#### OBJECTIVE
Set down every entry word for word. Omit the pictures.

★ ★ ★ ★ ★

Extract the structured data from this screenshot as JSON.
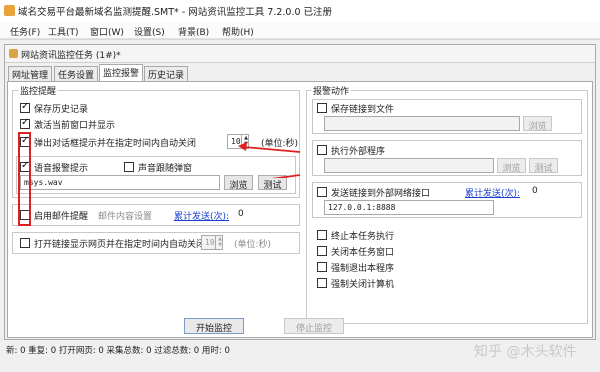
{
  "window": {
    "title": "域名交易平台最新域名监测提醒.SMT* - 网站资讯监控工具 7.2.0.0 已注册"
  },
  "menu": [
    "任务(F)",
    "工具(T)",
    "窗口(W)",
    "设置(S)",
    "背景(B)",
    "帮助(H)"
  ],
  "child_window": {
    "title": "网站资讯监控任务 (1#)*"
  },
  "tabs": [
    "网址管理",
    "任务设置",
    "监控报警",
    "历史记录"
  ],
  "alert_group": {
    "title": "监控提醒",
    "save_history": {
      "label": "保存历史记录",
      "checked": true
    },
    "activate_window": {
      "label": "激活当前窗口并显示",
      "checked": true
    },
    "popup": {
      "label": "弹出对话框提示并在指定时间内自动关闭",
      "checked": true,
      "value": "10",
      "unit": "(单位:秒)"
    },
    "sound": {
      "label": "语音报警提示",
      "checked": true,
      "follow_label": "声音跟随弹窗",
      "follow_checked": false,
      "file": "msys.wav",
      "browse": "浏览",
      "test": "测试"
    },
    "email": {
      "label": "启用邮件提醒",
      "checked": false,
      "content_label": "邮件内容设置",
      "sent_label": "累计发送(次):",
      "sent_count": "0"
    },
    "open_link": {
      "label": "打开链接显示网页并在指定时间内自动关闭",
      "checked": false,
      "value": "10",
      "unit": "(单位:秒)"
    }
  },
  "action_group": {
    "title": "报警动作",
    "save_link": {
      "label": "保存链接到文件",
      "checked": false,
      "browse": "浏览"
    },
    "run_program": {
      "label": "执行外部程序",
      "checked": false,
      "browse": "浏览",
      "test": "测试"
    },
    "send_link": {
      "label": "发送链接到外部网络接口",
      "checked": false,
      "sent_label": "累计发送(次):",
      "sent_count": "0",
      "address": "127.0.0.1:8888"
    },
    "stop_task": {
      "label": "终止本任务执行",
      "checked": false
    },
    "close_window": {
      "label": "关闭本任务窗口",
      "checked": false
    },
    "exit_app": {
      "label": "强制退出本程序",
      "checked": false
    },
    "shutdown": {
      "label": "强制关闭计算机",
      "checked": false
    }
  },
  "buttons": {
    "start": "开始监控",
    "stop": "停止监控"
  },
  "status_bar": "新: 0 重复: 0 打开网页: 0 采集总数: 0 过滤总数: 0 用时: 0",
  "watermark": "知乎 @木头软件",
  "colors": {
    "highlight": "#e02020",
    "link": "#1a3fd0"
  }
}
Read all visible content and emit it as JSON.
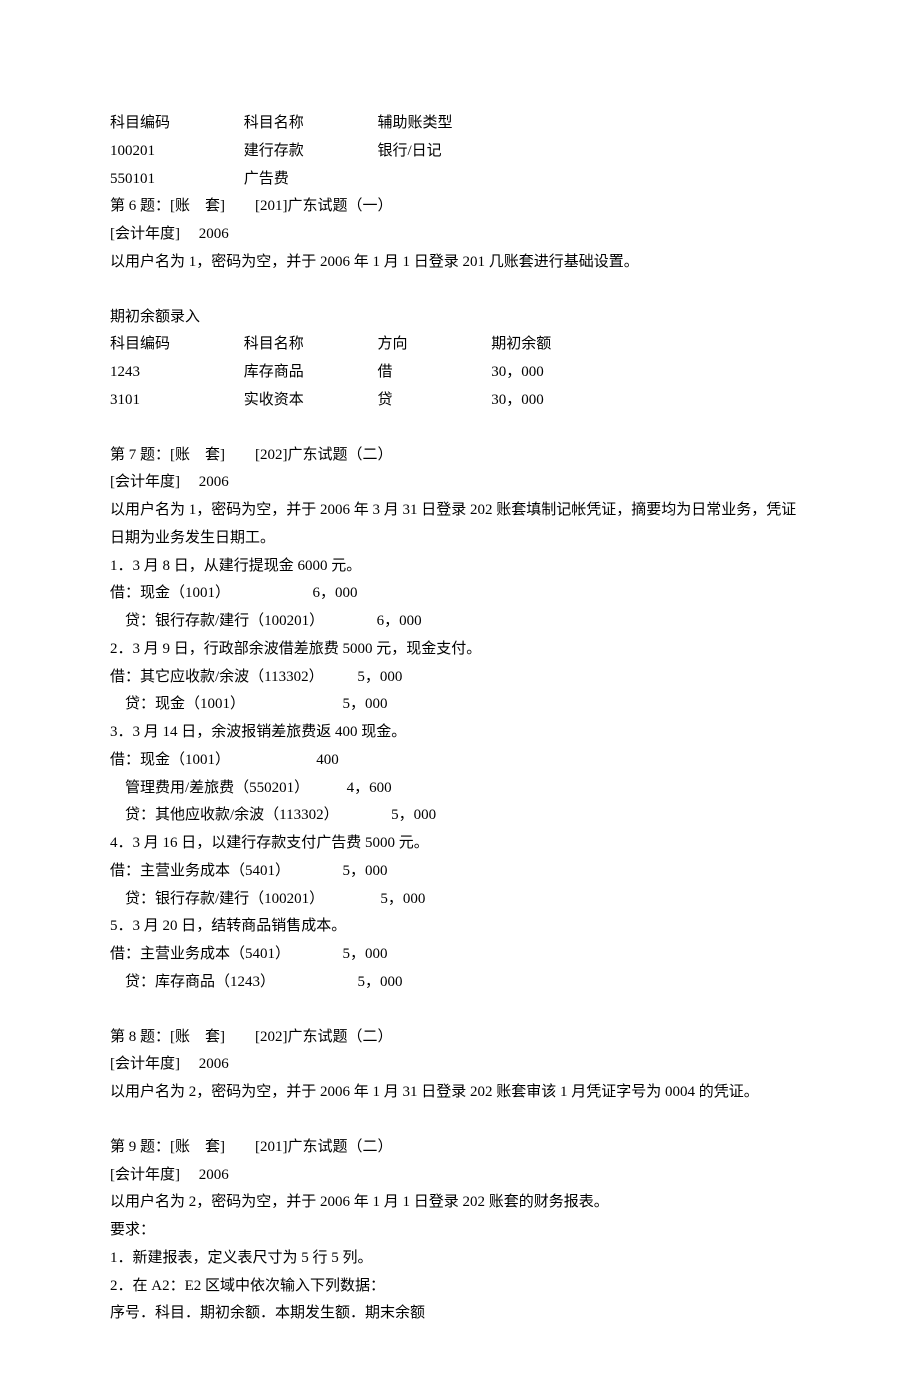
{
  "table1": {
    "headers": [
      "科目编码",
      "科目名称",
      "辅助账类型"
    ],
    "rows": [
      [
        "100201",
        "建行存款",
        "银行/日记"
      ],
      [
        "550101",
        "广告费",
        ""
      ]
    ]
  },
  "q6": {
    "title": "第 6 题：[账　套]　　[201]广东试题（一）",
    "year_label": "[会计年度]　 2006",
    "instruction": "以用户名为 1，密码为空，并于 2006 年 1 月 1 日登录 201 几账套进行基础设置。",
    "sub_heading": "期初余额录入",
    "table": {
      "headers": [
        "科目编码",
        "科目名称",
        "方向",
        "期初余额"
      ],
      "rows": [
        [
          "1243",
          "库存商品",
          "借",
          "30，000"
        ],
        [
          "3101",
          "实收资本",
          "贷",
          "30，000"
        ]
      ]
    }
  },
  "q7": {
    "title": "第 7 题：[账　套]　　[202]广东试题（二）",
    "year_label": "[会计年度]　 2006",
    "instruction": "以用户名为 1，密码为空，并于 2006 年 3 月 31 日登录 202 账套填制记帐凭证，摘要均为日常业务，凭证日期为业务发生日期工。",
    "items": [
      {
        "desc": "1．3 月 8 日，从建行提现金 6000 元。",
        "lines": [
          "借：现金（1001）                      6，000",
          "    贷：银行存款/建行（100201）              6，000"
        ]
      },
      {
        "desc": "2．3 月 9 日，行政部余波借差旅费 5000 元，现金支付。",
        "lines": [
          "借：其它应收款/余波（113302）         5，000",
          "    贷：现金（1001）                          5，000"
        ]
      },
      {
        "desc": "3．3 月 14 日，余波报销差旅费返 400 现金。",
        "lines": [
          "借：现金（1001）                       400",
          "    管理费用/差旅费（550201）          4，600",
          "    贷：其他应收款/余波（113302）              5，000"
        ]
      },
      {
        "desc": "4．3 月 16 日，以建行存款支付广告费 5000 元。",
        "lines": [
          "借：主营业务成本（5401）              5，000",
          "    贷：银行存款/建行（100201）               5，000"
        ]
      },
      {
        "desc": "5．3 月 20 日，结转商品销售成本。",
        "lines": [
          "借：主营业务成本（5401）              5，000",
          "    贷：库存商品（1243）                      5，000"
        ]
      }
    ]
  },
  "q8": {
    "title": "第 8 题：[账　套]　　[202]广东试题（二）",
    "year_label": "[会计年度]　 2006",
    "instruction": "以用户名为 2，密码为空，并于 2006 年 1 月 31 日登录 202 账套审该 1 月凭证字号为 0004 的凭证。"
  },
  "q9": {
    "title": "第 9 题：[账　套]　　[201]广东试题（二）",
    "year_label": "[会计年度]　 2006",
    "instruction": "以用户名为 2，密码为空，并于 2006 年 1 月 1 日登录 202 账套的财务报表。",
    "req_label": "要求：",
    "reqs": [
      "1．新建报表，定义表尺寸为 5 行 5 列。",
      "2．在 A2：E2 区域中依次输入下列数据：",
      "序号．科目．期初余额．本期发生额．期末余额"
    ]
  }
}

★ ★ ★ ★ ★

#### THE SOLUTION
Extract the structured data from this screenshot as JSON.
{
  "window": {
    "title": "域名交易平台最新域名监测提醒.SMT* - 网站资讯监控工具 7.2.0.0 已注册"
  },
  "menu": [
    "任务(F)",
    "工具(T)",
    "窗口(W)",
    "设置(S)",
    "背景(B)",
    "帮助(H)"
  ],
  "child_window": {
    "title": "网站资讯监控任务 (1#)*"
  },
  "tabs": [
    "网址管理",
    "任务设置",
    "监控报警",
    "历史记录"
  ],
  "alert_group": {
    "title": "监控提醒",
    "save_history": {
      "label": "保存历史记录",
      "checked": true
    },
    "activate_window": {
      "label": "激活当前窗口并显示",
      "checked": true
    },
    "popup": {
      "label": "弹出对话框提示并在指定时间内自动关闭",
      "checked": true,
      "value": "10",
      "unit": "(单位:秒)"
    },
    "sound": {
      "label": "语音报警提示",
      "checked": true,
      "follow_label": "声音跟随弹窗",
      "follow_checked": false,
      "file": "msys.wav",
      "browse": "浏览",
      "test": "测试"
    },
    "email": {
      "label": "启用邮件提醒",
      "checked": false,
      "content_label": "邮件内容设置",
      "sent_label": "累计发送(次):",
      "sent_count": "0"
    },
    "open_link": {
      "label": "打开链接显示网页并在指定时间内自动关闭",
      "checked": false,
      "value": "10",
      "unit": "(单位:秒)"
    }
  },
  "action_group": {
    "title": "报警动作",
    "save_link": {
      "label": "保存链接到文件",
      "checked": false,
      "browse": "浏览"
    },
    "run_program": {
      "label": "执行外部程序",
      "checked": false,
      "browse": "浏览",
      "test": "测试"
    },
    "send_link": {
      "label": "发送链接到外部网络接口",
      "checked": false,
      "sent_label": "累计发送(次):",
      "sent_count": "0",
      "address": "127.0.0.1:8888"
    },
    "stop_task": {
      "label": "终止本任务执行",
      "checked": false
    },
    "close_window": {
      "label": "关闭本任务窗口",
      "checked": false
    },
    "exit_app": {
      "label": "强制退出本程序",
      "checked": false
    },
    "shutdown": {
      "label": "强制关闭计算机",
      "checked": false
    }
  },
  "buttons": {
    "start": "开始监控",
    "stop": "停止监控"
  },
  "status_bar": "新: 0 重复: 0 打开网页: 0 采集总数: 0 过滤总数: 0 用时: 0",
  "watermark": "知乎 @木头软件",
  "colors": {
    "highlight": "#e02020",
    "link": "#1a3fd0"
  }
}
Read all visible content and emit it as JSON.
{
  "table1": {
    "headers": [
      "科目编码",
      "科目名称",
      "辅助账类型"
    ],
    "rows": [
      [
        "100201",
        "建行存款",
        "银行/日记"
      ],
      [
        "550101",
        "广告费",
        ""
      ]
    ]
  },
  "q6": {
    "title": "第 6 题：[账　套]　　[201]广东试题（一）",
    "year_label": "[会计年度]　 2006",
    "instruction": "以用户名为 1，密码为空，并于 2006 年 1 月 1 日登录 201 几账套进行基础设置。",
    "sub_heading": "期初余额录入",
    "table": {
      "headers": [
        "科目编码",
        "科目名称",
        "方向",
        "期初余额"
      ],
      "rows": [
        [
          "1243",
          "库存商品",
          "借",
          "30，000"
        ],
        [
          "3101",
          "实收资本",
          "贷",
          "30，000"
        ]
      ]
    }
  },
  "q7": {
    "title": "第 7 题：[账　套]　　[202]广东试题（二）",
    "year_label": "[会计年度]　 2006",
    "instruction": "以用户名为 1，密码为空，并于 2006 年 3 月 31 日登录 202 账套填制记帐凭证，摘要均为日常业务，凭证日期为业务发生日期工。",
    "items": [
      {
        "desc": "1．3 月 8 日，从建行提现金 6000 元。",
        "lines": [
          "借：现金（1001）                      6，000",
          "    贷：银行存款/建行（100201）              6，000"
        ]
      },
      {
        "desc": "2．3 月 9 日，行政部余波借差旅费 5000 元，现金支付。",
        "lines": [
          "借：其它应收款/余波（113302）         5，000",
          "    贷：现金（1001）                          5，000"
        ]
      },
      {
        "desc": "3．3 月 14 日，余波报销差旅费返 400 现金。",
        "lines": [
          "借：现金（1001）                       400",
          "    管理费用/差旅费（550201）          4，600",
          "    贷：其他应收款/余波（113302）              5，000"
        ]
      },
      {
        "desc": "4．3 月 16 日，以建行存款支付广告费 5000 元。",
        "lines": [
          "借：主营业务成本（5401）              5，000",
          "    贷：银行存款/建行（100201）               5，000"
        ]
      },
      {
        "desc": "5．3 月 20 日，结转商品销售成本。",
        "lines": [
          "借：主营业务成本（5401）              5，000",
          "    贷：库存商品（1243）                      5，000"
        ]
      }
    ]
  },
  "q8": {
    "title": "第 8 题：[账　套]　　[202]广东试题（二）",
    "year_label": "[会计年度]　 2006",
    "instruction": "以用户名为 2，密码为空，并于 2006 年 1 月 31 日登录 202 账套审该 1 月凭证字号为 0004 的凭证。"
  },
  "q9": {
    "title": "第 9 题：[账　套]　　[201]广东试题（二）",
    "year_label": "[会计年度]　 2006",
    "instruction": "以用户名为 2，密码为空，并于 2006 年 1 月 1 日登录 202 账套的财务报表。",
    "req_label": "要求：",
    "reqs": [
      "1．新建报表，定义表尺寸为 5 行 5 列。",
      "2．在 A2：E2 区域中依次输入下列数据：",
      "序号．科目．期初余额．本期发生额．期末余额"
    ]
  }
}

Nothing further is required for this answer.